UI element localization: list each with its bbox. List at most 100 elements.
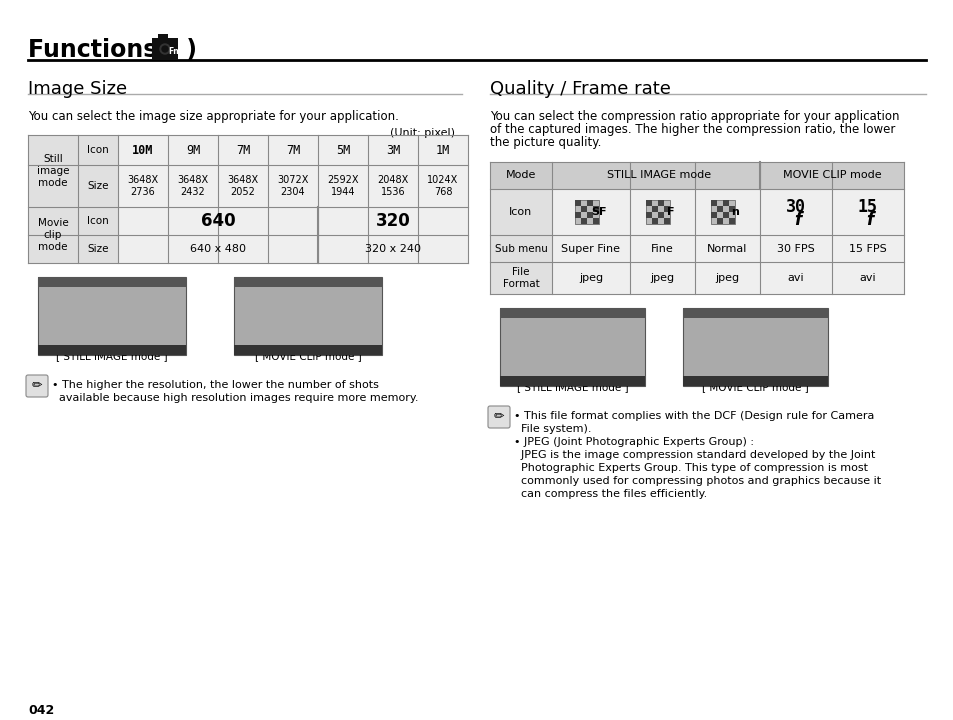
Bar xyxy=(233,345,381,355)
Text: Size: Size xyxy=(87,244,109,254)
Text: 320 x 240: 320 x 240 xyxy=(365,244,420,254)
Bar xyxy=(652,206,658,212)
Text: 640: 640 xyxy=(200,212,235,230)
Bar xyxy=(729,218,735,224)
Bar xyxy=(593,218,598,224)
Bar xyxy=(38,277,186,355)
Circle shape xyxy=(158,42,172,56)
Text: Functions (: Functions ( xyxy=(28,38,185,62)
Text: n: n xyxy=(731,207,739,217)
Bar xyxy=(664,206,670,212)
Bar xyxy=(499,376,644,386)
Bar xyxy=(233,277,381,355)
Text: f: f xyxy=(865,211,873,229)
FancyBboxPatch shape xyxy=(26,375,48,397)
Text: [ STILL IMAGE mode ]: [ STILL IMAGE mode ] xyxy=(56,351,168,361)
Text: [ MOVIE CLIP mode ]: [ MOVIE CLIP mode ] xyxy=(701,382,808,392)
Text: of the captured images. The higher the compression ratio, the lower: of the captured images. The higher the c… xyxy=(490,123,895,136)
Text: ): ) xyxy=(178,38,196,62)
Bar xyxy=(682,376,827,386)
Text: Icon: Icon xyxy=(509,207,532,217)
Text: available because high resolution images require more memory.: available because high resolution images… xyxy=(52,393,418,403)
FancyBboxPatch shape xyxy=(488,406,510,428)
Text: 2592X
1944: 2592X 1944 xyxy=(327,175,358,197)
Bar xyxy=(664,218,670,224)
Text: You can select the compression ratio appropriate for your application: You can select the compression ratio app… xyxy=(490,110,899,123)
Bar xyxy=(38,277,186,287)
Bar xyxy=(499,308,644,386)
Text: [ MOVIE CLIP mode ]: [ MOVIE CLIP mode ] xyxy=(254,351,361,361)
Bar xyxy=(652,218,658,224)
Bar xyxy=(118,207,468,263)
Text: jpeg: jpeg xyxy=(650,273,674,283)
Text: 7M: 7M xyxy=(286,143,300,156)
Bar xyxy=(646,200,652,206)
Text: MOVIE CLIP mode: MOVIE CLIP mode xyxy=(781,171,881,181)
Bar xyxy=(682,308,827,318)
Bar xyxy=(586,212,593,218)
Text: • JPEG (Joint Photographic Experts Group) :: • JPEG (Joint Photographic Experts Group… xyxy=(514,437,753,447)
Bar xyxy=(233,277,381,287)
Bar xyxy=(646,212,652,218)
Bar xyxy=(152,38,178,60)
Text: JPEG is the image compression standard developed by the Joint: JPEG is the image compression standard d… xyxy=(514,450,875,460)
Text: Fine: Fine xyxy=(651,243,673,253)
Bar xyxy=(575,200,598,224)
Text: 1024X
768: 1024X 768 xyxy=(427,175,458,197)
Bar xyxy=(575,200,580,206)
Text: (Unit: pixel): (Unit: pixel) xyxy=(390,128,455,138)
Text: 320: 320 xyxy=(375,212,410,230)
Text: 30 FPS: 30 FPS xyxy=(777,243,814,253)
Text: SF: SF xyxy=(591,207,606,217)
Text: Super Fine: Super Fine xyxy=(561,243,619,253)
Text: 640 x 480: 640 x 480 xyxy=(190,244,246,254)
Bar xyxy=(490,162,903,189)
Bar xyxy=(658,200,664,206)
Bar xyxy=(38,345,186,355)
Text: • The higher the resolution, the lower the number of shots: • The higher the resolution, the lower t… xyxy=(52,380,378,390)
Bar xyxy=(580,218,586,224)
Text: You can select the image size appropriate for your application.: You can select the image size appropriat… xyxy=(28,110,398,123)
Bar xyxy=(658,212,664,218)
Text: Icon: Icon xyxy=(87,145,109,155)
Text: File
Format: File Format xyxy=(502,267,538,289)
Text: Size: Size xyxy=(87,181,109,191)
Text: Normal: Normal xyxy=(706,243,747,253)
Text: 2048X
1536: 2048X 1536 xyxy=(377,175,408,197)
Text: 3M: 3M xyxy=(385,143,399,156)
Text: Fn: Fn xyxy=(168,48,178,56)
Text: 042: 042 xyxy=(28,703,54,716)
Bar xyxy=(118,135,468,207)
Text: Image Size: Image Size xyxy=(28,80,127,98)
Text: avi: avi xyxy=(787,273,803,283)
Bar xyxy=(717,218,722,224)
Bar xyxy=(575,212,580,218)
Bar xyxy=(490,162,903,294)
Text: 1M: 1M xyxy=(436,143,450,156)
Text: commonly used for compressing photos and graphics because it: commonly used for compressing photos and… xyxy=(514,476,881,486)
Text: Movie
clip
mode: Movie clip mode xyxy=(37,217,69,253)
Bar xyxy=(580,206,586,212)
Bar xyxy=(552,189,903,294)
Text: can compress the files efficiently.: can compress the files efficiently. xyxy=(514,489,706,499)
Bar xyxy=(586,200,593,206)
Circle shape xyxy=(162,46,168,52)
Text: 15 FPS: 15 FPS xyxy=(848,243,886,253)
Text: STILL IMAGE mode: STILL IMAGE mode xyxy=(606,171,711,181)
Text: jpeg: jpeg xyxy=(715,273,739,283)
Text: [ STILL IMAGE mode ]: [ STILL IMAGE mode ] xyxy=(517,382,628,392)
Text: 7M: 7M xyxy=(235,143,250,156)
Text: Icon: Icon xyxy=(87,216,109,226)
Text: • This file format complies with the DCF (Design rule for Camera: • This file format complies with the DCF… xyxy=(514,411,874,421)
Bar xyxy=(711,212,717,218)
Bar xyxy=(729,206,735,212)
Text: 3648X
2736: 3648X 2736 xyxy=(128,175,158,197)
Text: Quality / Frame rate: Quality / Frame rate xyxy=(490,80,670,98)
Bar xyxy=(682,308,827,386)
Text: ✏: ✏ xyxy=(31,379,42,392)
Text: 15: 15 xyxy=(857,198,877,216)
Text: the picture quality.: the picture quality. xyxy=(490,136,600,149)
Bar xyxy=(158,34,168,39)
Text: 3648X
2432: 3648X 2432 xyxy=(177,175,209,197)
Text: 10M: 10M xyxy=(132,143,153,156)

+---+

**SET TASK:**
Copy out every line of the material above that contains the word "Icon". Case counts.

**TASK SOLUTION:**
Text: Icon: Icon xyxy=(509,207,532,217)
Text: Icon: Icon xyxy=(87,145,109,155)
Text: Icon: Icon xyxy=(87,216,109,226)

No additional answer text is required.